と、簡単にサーチサブミットの内容を説明したが、意味がよくわからないという方が多いと思うので詳しく解説を。
(1) ”クロール周期”がもたらす弊害
goo に限らず Google や infoseek といったロボット型検索エンジンは、検索サービスを提供するにあたり、クローラーと呼ばれるロボットを利用してインターネット上に存在するウェブページの情報を収集する。収集したウェブ情報を整理したインデックスというデータベース情報を構築して、検索サービスを提供しているわけだ。
このウェブページの収集を行う「クローリング」という作業は、通常3〜6週間に1回程度行われる。最近の Google によるフレッシュクロールを除くと、基本的にはこの程度の時間がかかる。
ところでユーザーが普段検索エンジンを利用して見ている検索結果は、一番最後にクローラーが収集した時点のインデックス情報が元となっている。従って、いまこの時点で検索を行っても、表示されている検索結果は何週間も前のものを見ていることになる。検索結果に出てきたサイトをくりっくした時に「このページはありません」や「404 Not Found」といった表示がされることがあるのはこのためだ。つまり、一番最後にクロールした時点では存在していたサイトが、既になくなっているのだ。
このようなロボット型検索エンジンの事情を、今度はサイト運営者の側から見てみよう。
例えば今日、新規にウェブサイトを開設したとする。今すぐに集客を行いたい。サイトで取り扱っている商品は検索エンジンで探されることが多いから今すぐにでも検索エンジンに登録したいと考えたとしよう。
しかし、先のクローリング周期の事情により、すぐに検索エンジンに登録される事はないのである。クローラーが訪れて、それがインデックスに反映され、ユーザーに検索サービスとして提供されるまで間は辛抱しなければならないのだ。

· · · · · · ·

→ 取り組む課題:
(1) クロール周期についての本文で、名前が挙げられているロボット型検索エンジンをすべて書き出してください。
(2) クロール周期についての本文から、「と、簡単にサーチサブミットの」という語句を含むところで書き写しを始め、「このようなロボット型検索エンジンの事情を、今度はサイト運営者の側から見てみよう。」の直後で終えて、一字も変えずに写してください。
作業には上の本文だけを使ってください。

· · · · · · ·

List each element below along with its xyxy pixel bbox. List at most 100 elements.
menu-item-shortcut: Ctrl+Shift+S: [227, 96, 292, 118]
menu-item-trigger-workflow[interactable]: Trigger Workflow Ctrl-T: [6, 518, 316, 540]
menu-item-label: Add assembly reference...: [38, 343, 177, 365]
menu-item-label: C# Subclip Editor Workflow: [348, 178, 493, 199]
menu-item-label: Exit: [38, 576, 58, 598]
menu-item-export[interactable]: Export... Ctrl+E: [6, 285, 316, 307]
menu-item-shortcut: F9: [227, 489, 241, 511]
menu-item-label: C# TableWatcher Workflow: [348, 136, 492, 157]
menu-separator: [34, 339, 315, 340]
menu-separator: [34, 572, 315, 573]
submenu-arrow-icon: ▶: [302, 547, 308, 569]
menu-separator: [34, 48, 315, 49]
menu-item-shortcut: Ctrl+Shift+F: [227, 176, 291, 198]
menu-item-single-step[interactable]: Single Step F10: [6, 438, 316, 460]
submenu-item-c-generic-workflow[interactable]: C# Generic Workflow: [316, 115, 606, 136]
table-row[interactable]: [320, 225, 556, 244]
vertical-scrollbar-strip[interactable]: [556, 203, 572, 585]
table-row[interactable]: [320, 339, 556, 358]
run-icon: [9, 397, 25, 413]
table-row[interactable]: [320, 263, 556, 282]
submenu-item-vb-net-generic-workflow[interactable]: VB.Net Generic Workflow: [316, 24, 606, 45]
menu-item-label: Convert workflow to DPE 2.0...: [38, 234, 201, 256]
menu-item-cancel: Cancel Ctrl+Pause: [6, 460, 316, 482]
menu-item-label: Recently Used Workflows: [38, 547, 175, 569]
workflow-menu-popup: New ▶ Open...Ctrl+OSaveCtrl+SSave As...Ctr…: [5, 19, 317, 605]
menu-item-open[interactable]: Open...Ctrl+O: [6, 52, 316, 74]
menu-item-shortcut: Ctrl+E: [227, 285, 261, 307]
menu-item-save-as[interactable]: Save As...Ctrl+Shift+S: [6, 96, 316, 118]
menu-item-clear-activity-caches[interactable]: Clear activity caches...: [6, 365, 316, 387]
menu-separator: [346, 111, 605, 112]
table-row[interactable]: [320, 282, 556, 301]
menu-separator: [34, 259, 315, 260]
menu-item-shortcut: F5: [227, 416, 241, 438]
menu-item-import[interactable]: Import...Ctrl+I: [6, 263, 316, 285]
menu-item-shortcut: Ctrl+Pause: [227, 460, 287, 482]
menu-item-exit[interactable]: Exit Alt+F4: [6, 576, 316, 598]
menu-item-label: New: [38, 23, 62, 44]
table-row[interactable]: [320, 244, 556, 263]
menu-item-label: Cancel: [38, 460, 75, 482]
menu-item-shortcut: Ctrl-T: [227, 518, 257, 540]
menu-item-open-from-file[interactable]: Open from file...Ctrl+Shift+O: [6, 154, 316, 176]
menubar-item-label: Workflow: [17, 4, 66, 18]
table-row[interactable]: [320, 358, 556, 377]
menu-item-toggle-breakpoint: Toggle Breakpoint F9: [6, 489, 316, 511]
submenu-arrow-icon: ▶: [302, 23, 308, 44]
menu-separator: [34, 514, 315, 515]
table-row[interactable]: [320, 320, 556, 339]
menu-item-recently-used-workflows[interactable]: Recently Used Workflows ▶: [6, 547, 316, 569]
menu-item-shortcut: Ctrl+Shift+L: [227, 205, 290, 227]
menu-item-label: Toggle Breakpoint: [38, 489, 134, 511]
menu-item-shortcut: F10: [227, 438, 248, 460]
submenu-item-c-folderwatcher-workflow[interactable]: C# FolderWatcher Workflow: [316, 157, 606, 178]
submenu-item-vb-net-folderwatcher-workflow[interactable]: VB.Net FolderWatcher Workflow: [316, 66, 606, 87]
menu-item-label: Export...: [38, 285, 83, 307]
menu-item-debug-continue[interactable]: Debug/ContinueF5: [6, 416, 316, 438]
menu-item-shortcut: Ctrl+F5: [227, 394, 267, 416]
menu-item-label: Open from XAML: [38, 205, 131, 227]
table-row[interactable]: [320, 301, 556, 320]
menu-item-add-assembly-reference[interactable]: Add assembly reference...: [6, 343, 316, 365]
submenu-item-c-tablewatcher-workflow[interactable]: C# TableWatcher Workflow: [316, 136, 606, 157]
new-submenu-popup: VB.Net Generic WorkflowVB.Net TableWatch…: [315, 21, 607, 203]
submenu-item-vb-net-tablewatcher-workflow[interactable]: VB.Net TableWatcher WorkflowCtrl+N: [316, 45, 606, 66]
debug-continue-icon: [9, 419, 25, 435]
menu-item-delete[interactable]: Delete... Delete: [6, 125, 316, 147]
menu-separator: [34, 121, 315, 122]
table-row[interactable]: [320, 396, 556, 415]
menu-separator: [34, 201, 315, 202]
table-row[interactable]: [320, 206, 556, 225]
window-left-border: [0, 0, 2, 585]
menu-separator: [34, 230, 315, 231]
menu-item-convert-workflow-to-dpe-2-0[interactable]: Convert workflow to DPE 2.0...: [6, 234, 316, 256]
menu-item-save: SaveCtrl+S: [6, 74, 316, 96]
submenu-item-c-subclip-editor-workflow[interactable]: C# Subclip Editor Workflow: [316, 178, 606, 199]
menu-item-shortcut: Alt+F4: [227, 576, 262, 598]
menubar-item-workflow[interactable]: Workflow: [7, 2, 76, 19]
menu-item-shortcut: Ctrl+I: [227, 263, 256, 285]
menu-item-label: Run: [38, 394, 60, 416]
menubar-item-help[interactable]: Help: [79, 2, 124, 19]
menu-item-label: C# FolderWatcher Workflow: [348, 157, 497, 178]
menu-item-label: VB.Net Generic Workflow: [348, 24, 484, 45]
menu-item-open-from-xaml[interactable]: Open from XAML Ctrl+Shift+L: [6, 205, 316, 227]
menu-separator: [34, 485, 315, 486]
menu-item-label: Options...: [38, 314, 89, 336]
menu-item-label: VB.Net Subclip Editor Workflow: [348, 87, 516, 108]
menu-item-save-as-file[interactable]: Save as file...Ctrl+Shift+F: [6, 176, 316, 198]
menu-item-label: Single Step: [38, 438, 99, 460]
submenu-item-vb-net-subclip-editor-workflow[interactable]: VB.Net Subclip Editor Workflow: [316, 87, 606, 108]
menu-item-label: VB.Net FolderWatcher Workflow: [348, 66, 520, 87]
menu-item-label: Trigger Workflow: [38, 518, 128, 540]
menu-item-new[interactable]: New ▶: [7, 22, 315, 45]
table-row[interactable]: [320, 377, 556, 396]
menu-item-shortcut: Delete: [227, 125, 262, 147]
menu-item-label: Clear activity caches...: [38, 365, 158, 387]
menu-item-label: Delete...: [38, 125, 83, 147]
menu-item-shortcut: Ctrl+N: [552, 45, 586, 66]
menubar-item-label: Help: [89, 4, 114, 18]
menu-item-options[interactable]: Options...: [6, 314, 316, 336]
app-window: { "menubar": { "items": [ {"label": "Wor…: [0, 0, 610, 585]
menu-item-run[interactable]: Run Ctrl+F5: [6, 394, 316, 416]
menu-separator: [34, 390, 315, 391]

· · · · · · ·

→ 解答:
(1) goo、Google、infoseek

(2)
と、簡単にサーチサブミットの内容を説明したが、意味がよくわからないという方が多いと思うので詳しく解説を。
(1) ”クロール周期”がもたらす弊害
goo に限らず Google や infoseek といったロボット型検索エンジンは、検索サービスを提供するにあたり、クローラーと呼ばれるロボットを利用してインターネット上に存在するウェブページの情報を収集する。収集したウェブ情報を整理したインデックスというデータベース情報を構築して、検索サービスを提供しているわけだ。
このウェブページの収集を行う「クローリング」という作業は、通常3〜6週間に1回程度行われる。最近の Google によるフレッシュクロールを除くと、基本的にはこの程度の時間がかかる。
ところでユーザーが普段検索エンジンを利用して見ている検索結果は、一番最後にクローラーが収集した時点のインデックス情報が元となっている。従って、いまこの時点で検索を行っても、表示されている検索結果は何週間も前のものを見ていることになる。検索結果に出てきたサイトをくりっくした時に「このページはありません」や「404 Not Found」といった表示がされることがあるのはこのためだ。つまり、一番最後にクロールした時点では存在していたサイトが、既になくなっているのだ。
このようなロボット型検索エンジンの事情を、今度はサイト運営者の側から見てみよう。